┌────────

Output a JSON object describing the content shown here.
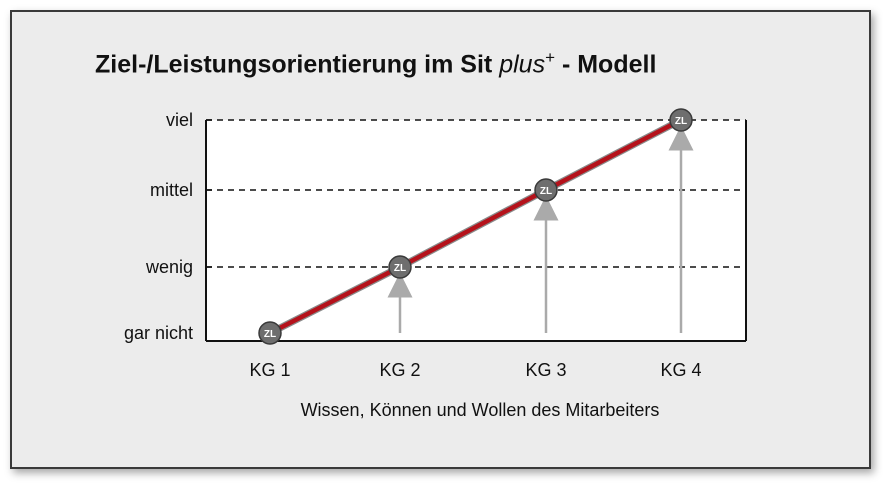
{
  "chart_data": {
    "type": "line",
    "title_main": "Ziel-/Leistungsorientierung im Sit ",
    "title_italic": "plus",
    "title_sup": "+",
    "title_tail": " - Modell",
    "xlabel": "Wissen, Können und Wollen des Mitarbeiters",
    "categories": [
      "KG 1",
      "KG 2",
      "KG 3",
      "KG 4"
    ],
    "x_values": [
      1,
      2,
      3,
      4
    ],
    "y_levels": [
      "gar nicht",
      "wenig",
      "mittel",
      "viel"
    ],
    "values": [
      0,
      1,
      2,
      3
    ],
    "marker_label": "ZL",
    "grid": "dashed horizontal at wenig, mittel, viel",
    "arrows": "from baseline up to each point at KG 2, KG 3, KG 4",
    "colors": {
      "line": "#b5121b",
      "marker": "#6e6e6e",
      "arrow": "#aaaaaa",
      "background": "#ececec"
    }
  }
}
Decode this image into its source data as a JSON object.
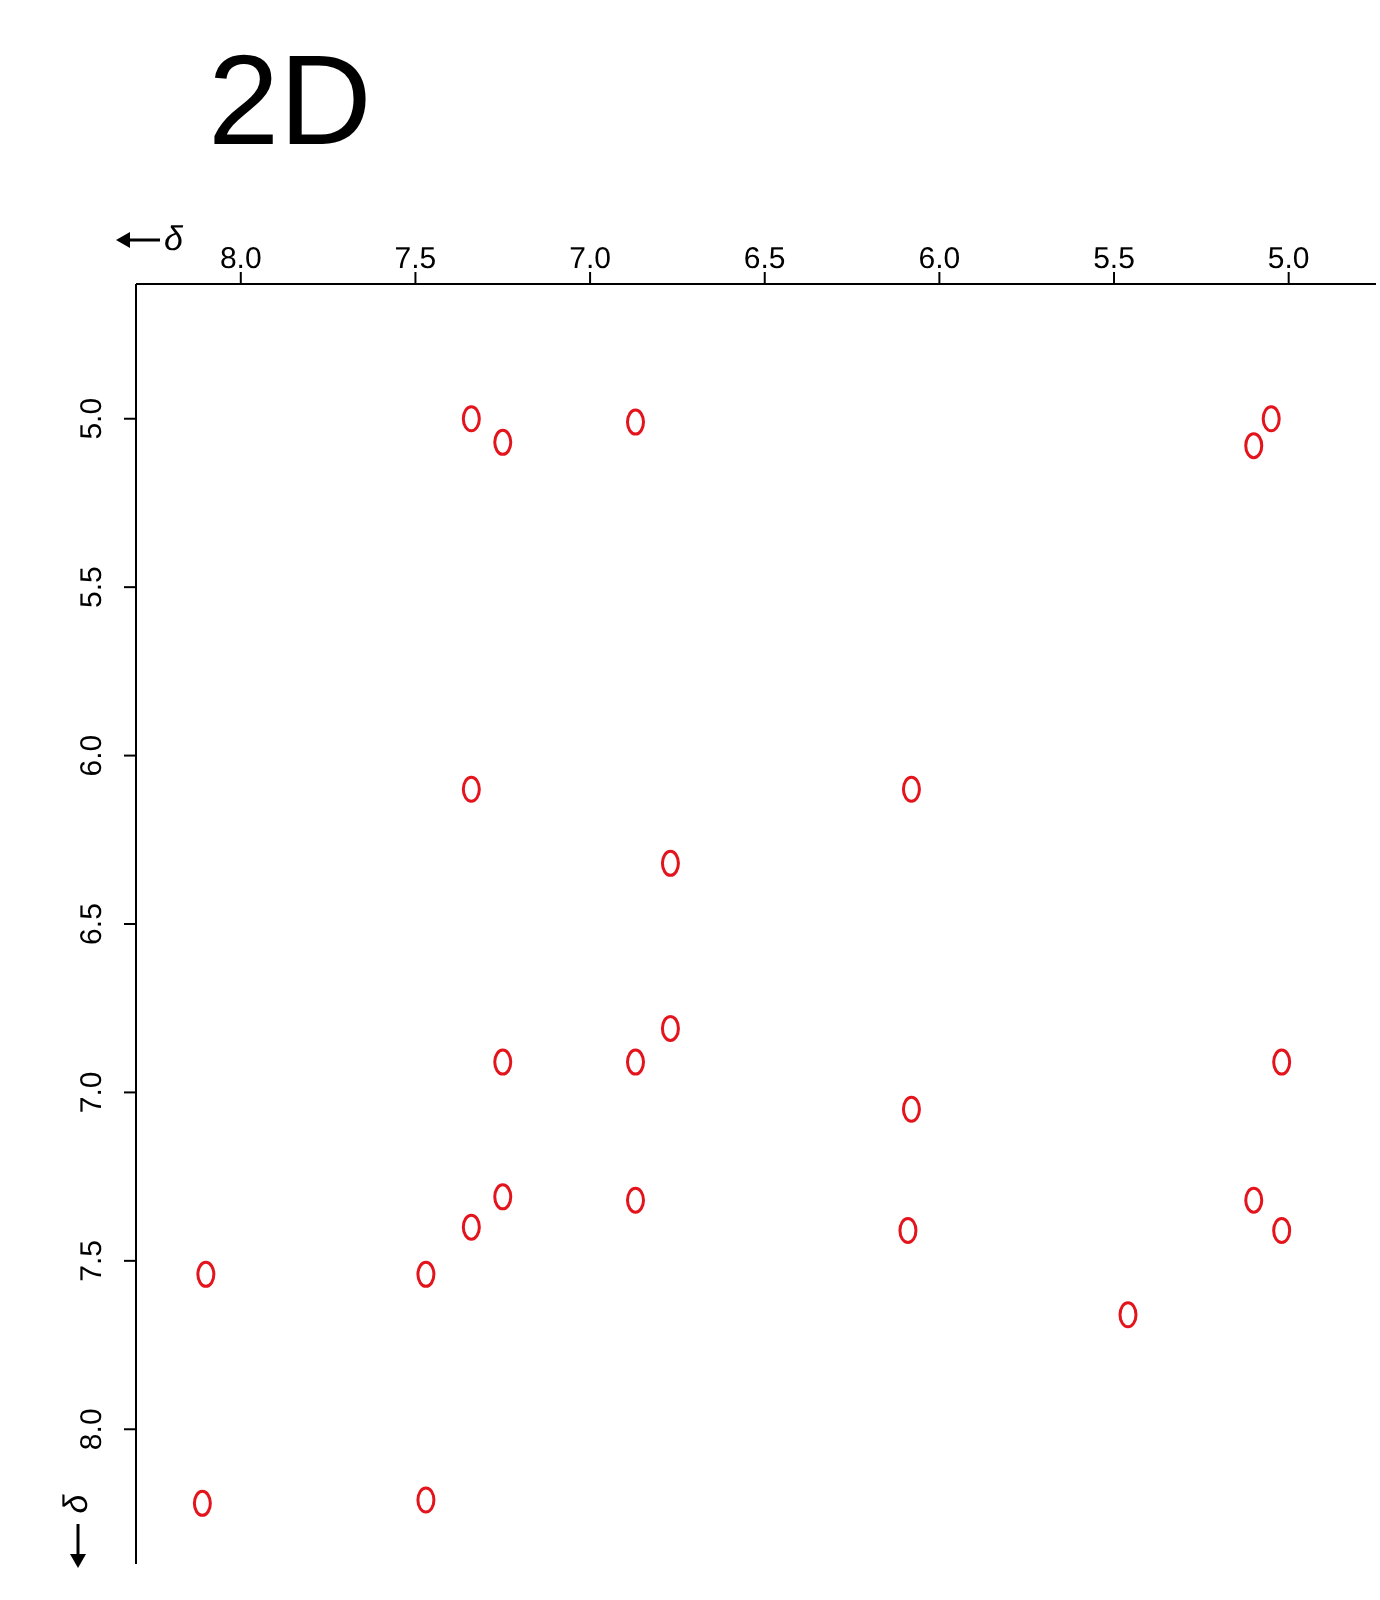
{
  "chart_data": {
    "type": "scatter",
    "title": "2D",
    "xlabel": "δ",
    "ylabel": "δ",
    "xlim": [
      8.3,
      4.75
    ],
    "xticks": [
      {
        "value": 8,
        "label": "8.0"
      },
      7.5,
      {
        "value": 7,
        "label": "7.0"
      },
      6.5,
      {
        "value": 6,
        "label": "6.0"
      },
      5.5,
      {
        "value": 5,
        "label": "5.0"
      }
    ],
    "ylim": [
      8.4,
      4.6
    ],
    "yticks": [
      {
        "value": 5,
        "label": "5.0"
      },
      5.5,
      {
        "value": 6,
        "label": "6.0"
      },
      6.5,
      {
        "value": 7,
        "label": "7.0"
      },
      7.5,
      {
        "value": 8,
        "label": "8.0"
      }
    ],
    "grid": false,
    "legend": false,
    "marker": "circle",
    "series": [
      {
        "color": "#e3141c",
        "x": [
          7.34,
          7.25,
          6.87,
          5.05,
          5.1,
          7.34,
          6.08,
          6.77,
          7.25,
          6.87,
          6.77,
          6.08,
          5.02,
          7.25,
          7.34,
          6.87,
          6.09,
          5.1,
          5.02,
          8.1,
          7.47,
          5.46,
          8.11,
          7.47
        ],
        "values": [
          5.0,
          5.07,
          5.01,
          5.0,
          5.08,
          6.1,
          6.1,
          6.32,
          6.91,
          6.91,
          6.81,
          7.05,
          6.91,
          7.31,
          7.4,
          7.32,
          7.41,
          7.32,
          7.41,
          7.54,
          7.54,
          7.66,
          8.22,
          8.21
        ]
      }
    ]
  }
}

└────────

**Exercise description:**
Transcribe each entry precisely as given, leaving the pictures out.

**Written answer:**
Output a JSON object describing the content shown here.
{
  "chart_data": {
    "type": "line",
    "title_main": "Ziel-/Leistungsorientierung im Sit ",
    "title_italic": "plus",
    "title_sup": "+",
    "title_tail": " - Modell",
    "xlabel": "Wissen, Können und Wollen des Mitarbeiters",
    "categories": [
      "KG 1",
      "KG 2",
      "KG 3",
      "KG 4"
    ],
    "x_values": [
      1,
      2,
      3,
      4
    ],
    "y_levels": [
      "gar nicht",
      "wenig",
      "mittel",
      "viel"
    ],
    "values": [
      0,
      1,
      2,
      3
    ],
    "marker_label": "ZL",
    "grid": "dashed horizontal at wenig, mittel, viel",
    "arrows": "from baseline up to each point at KG 2, KG 3, KG 4",
    "colors": {
      "line": "#b5121b",
      "marker": "#6e6e6e",
      "arrow": "#aaaaaa",
      "background": "#ececec"
    }
  }
}
Decode this image into its source data as a JSON object.
{
  "chart_data": {
    "type": "scatter",
    "title": "2D",
    "xlabel": "δ",
    "ylabel": "δ",
    "xlim": [
      8.3,
      4.75
    ],
    "xticks": [
      {
        "value": 8,
        "label": "8.0"
      },
      7.5,
      {
        "value": 7,
        "label": "7.0"
      },
      6.5,
      {
        "value": 6,
        "label": "6.0"
      },
      5.5,
      {
        "value": 5,
        "label": "5.0"
      }
    ],
    "ylim": [
      8.4,
      4.6
    ],
    "yticks": [
      {
        "value": 5,
        "label": "5.0"
      },
      5.5,
      {
        "value": 6,
        "label": "6.0"
      },
      6.5,
      {
        "value": 7,
        "label": "7.0"
      },
      7.5,
      {
        "value": 8,
        "label": "8.0"
      }
    ],
    "grid": false,
    "legend": false,
    "marker": "circle",
    "series": [
      {
        "color": "#e3141c",
        "x": [
          7.34,
          7.25,
          6.87,
          5.05,
          5.1,
          7.34,
          6.08,
          6.77,
          7.25,
          6.87,
          6.77,
          6.08,
          5.02,
          7.25,
          7.34,
          6.87,
          6.09,
          5.1,
          5.02,
          8.1,
          7.47,
          5.46,
          8.11,
          7.47
        ],
        "values": [
          5.0,
          5.07,
          5.01,
          5.0,
          5.08,
          6.1,
          6.1,
          6.32,
          6.91,
          6.91,
          6.81,
          7.05,
          6.91,
          7.31,
          7.4,
          7.32,
          7.41,
          7.32,
          7.41,
          7.54,
          7.54,
          7.66,
          8.22,
          8.21
        ]
      }
    ]
  }
}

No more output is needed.